* _DESCRIPTION OF THE TASK_: Identify each line in the records below that contains the word "次北固山下", and copy it.

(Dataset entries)

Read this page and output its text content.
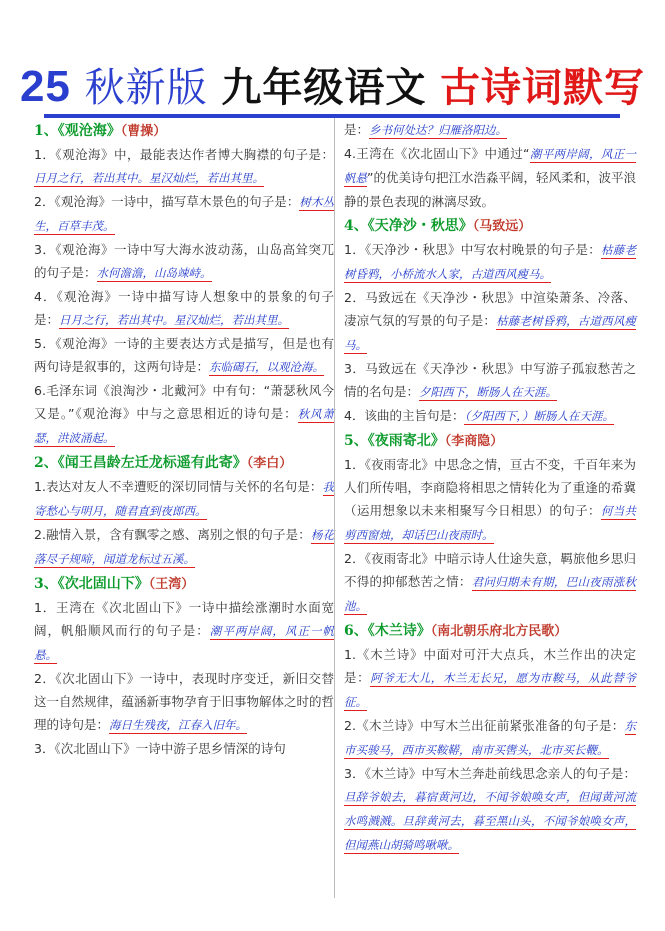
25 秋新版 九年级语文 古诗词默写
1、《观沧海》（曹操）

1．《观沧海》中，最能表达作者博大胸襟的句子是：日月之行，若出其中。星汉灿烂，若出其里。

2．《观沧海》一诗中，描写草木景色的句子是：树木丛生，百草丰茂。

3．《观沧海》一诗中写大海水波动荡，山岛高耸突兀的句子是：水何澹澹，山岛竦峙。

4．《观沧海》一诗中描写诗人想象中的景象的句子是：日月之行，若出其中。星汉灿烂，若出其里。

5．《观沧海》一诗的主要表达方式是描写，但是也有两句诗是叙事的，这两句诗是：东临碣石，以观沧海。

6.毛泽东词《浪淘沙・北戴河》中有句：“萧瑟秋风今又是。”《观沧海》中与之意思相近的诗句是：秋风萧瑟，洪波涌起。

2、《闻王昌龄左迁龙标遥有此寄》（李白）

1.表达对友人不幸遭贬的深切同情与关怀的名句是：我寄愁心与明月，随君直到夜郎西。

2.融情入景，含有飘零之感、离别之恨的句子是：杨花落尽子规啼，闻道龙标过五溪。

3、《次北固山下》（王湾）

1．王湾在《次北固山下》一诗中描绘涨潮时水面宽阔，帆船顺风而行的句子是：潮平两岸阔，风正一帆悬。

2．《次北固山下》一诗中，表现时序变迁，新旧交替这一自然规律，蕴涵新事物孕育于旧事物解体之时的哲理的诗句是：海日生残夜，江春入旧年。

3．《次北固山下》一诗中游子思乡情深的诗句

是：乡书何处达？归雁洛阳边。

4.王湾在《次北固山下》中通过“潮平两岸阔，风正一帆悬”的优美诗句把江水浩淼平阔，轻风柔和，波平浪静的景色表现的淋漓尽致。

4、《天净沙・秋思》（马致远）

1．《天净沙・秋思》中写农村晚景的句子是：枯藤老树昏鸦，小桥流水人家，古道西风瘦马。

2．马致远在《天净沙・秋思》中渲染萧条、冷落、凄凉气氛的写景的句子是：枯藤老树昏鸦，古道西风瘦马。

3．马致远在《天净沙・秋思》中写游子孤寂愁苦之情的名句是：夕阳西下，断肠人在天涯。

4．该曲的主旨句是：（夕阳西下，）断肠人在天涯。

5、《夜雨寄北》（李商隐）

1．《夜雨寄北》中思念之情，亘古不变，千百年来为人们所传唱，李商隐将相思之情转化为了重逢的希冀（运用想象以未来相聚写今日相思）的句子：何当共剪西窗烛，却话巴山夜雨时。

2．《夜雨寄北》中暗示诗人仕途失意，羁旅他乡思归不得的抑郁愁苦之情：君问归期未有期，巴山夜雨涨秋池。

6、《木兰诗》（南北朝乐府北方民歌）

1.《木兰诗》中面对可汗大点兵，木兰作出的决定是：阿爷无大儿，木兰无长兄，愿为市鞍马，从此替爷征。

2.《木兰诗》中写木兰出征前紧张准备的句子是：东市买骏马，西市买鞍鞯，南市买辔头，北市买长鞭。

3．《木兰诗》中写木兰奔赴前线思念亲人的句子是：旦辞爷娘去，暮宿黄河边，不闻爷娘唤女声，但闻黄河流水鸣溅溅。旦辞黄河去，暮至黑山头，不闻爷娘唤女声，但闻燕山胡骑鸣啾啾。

==

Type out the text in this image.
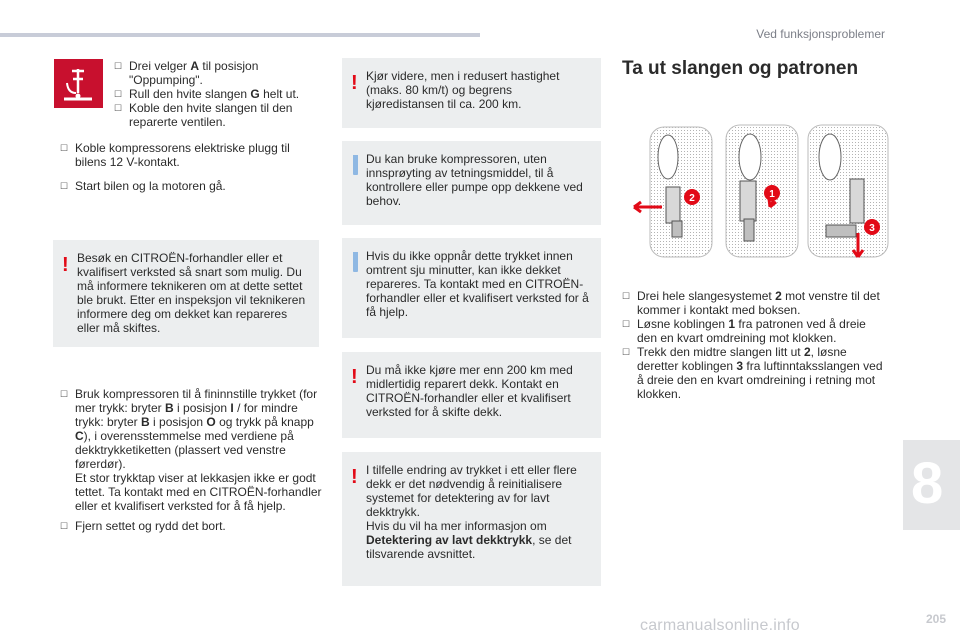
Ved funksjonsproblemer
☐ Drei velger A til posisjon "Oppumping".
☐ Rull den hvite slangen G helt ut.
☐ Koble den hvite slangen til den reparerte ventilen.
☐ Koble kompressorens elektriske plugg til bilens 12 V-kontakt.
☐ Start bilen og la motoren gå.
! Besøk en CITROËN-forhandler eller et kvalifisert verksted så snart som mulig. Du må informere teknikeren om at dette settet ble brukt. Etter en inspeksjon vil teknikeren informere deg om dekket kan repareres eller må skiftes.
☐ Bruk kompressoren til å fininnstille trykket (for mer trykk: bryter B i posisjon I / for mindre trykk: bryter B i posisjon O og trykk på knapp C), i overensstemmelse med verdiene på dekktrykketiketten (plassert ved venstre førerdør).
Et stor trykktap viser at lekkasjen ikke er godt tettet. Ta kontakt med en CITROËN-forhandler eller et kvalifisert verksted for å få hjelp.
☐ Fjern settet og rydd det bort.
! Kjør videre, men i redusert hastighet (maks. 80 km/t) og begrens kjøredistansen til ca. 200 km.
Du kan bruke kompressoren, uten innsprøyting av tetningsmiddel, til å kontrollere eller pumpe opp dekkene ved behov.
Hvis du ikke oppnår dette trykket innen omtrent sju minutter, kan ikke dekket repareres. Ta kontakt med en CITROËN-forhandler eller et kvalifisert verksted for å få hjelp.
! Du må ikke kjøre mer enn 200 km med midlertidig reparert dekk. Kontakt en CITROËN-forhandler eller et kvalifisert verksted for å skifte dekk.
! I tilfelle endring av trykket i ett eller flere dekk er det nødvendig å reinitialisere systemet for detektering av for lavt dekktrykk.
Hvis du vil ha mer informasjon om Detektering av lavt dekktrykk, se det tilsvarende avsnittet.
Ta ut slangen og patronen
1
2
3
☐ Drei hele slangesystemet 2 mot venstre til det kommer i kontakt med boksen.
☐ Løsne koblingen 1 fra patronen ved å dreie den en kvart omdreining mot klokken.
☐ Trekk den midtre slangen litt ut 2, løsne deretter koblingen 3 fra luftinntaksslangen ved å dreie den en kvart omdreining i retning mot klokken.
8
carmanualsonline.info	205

* _SOLUTION TO THE EXERCISE_:
3、《次北固山下》（王湾）
1．王湾在《次北固山下》一诗中描绘涨潮时水面宽阔，帆船顺风而行的句子是：潮平两岸阔，风正一帆悬。
2．《次北固山下》一诗中，表现时序变迁，新旧交替这一自然规律，蕴涵新事物孕育于旧事物解体之时的哲理的诗句是：海日生残夜，江春入旧年。
3．《次北固山下》一诗中游子思乡情深的诗句
4.王湾在《次北固山下》中通过“潮平两岸阔，风正一帆悬”的优美诗句把江水浩淼平阔，轻风柔和，波平浪静的景色表现的淋漓尽致。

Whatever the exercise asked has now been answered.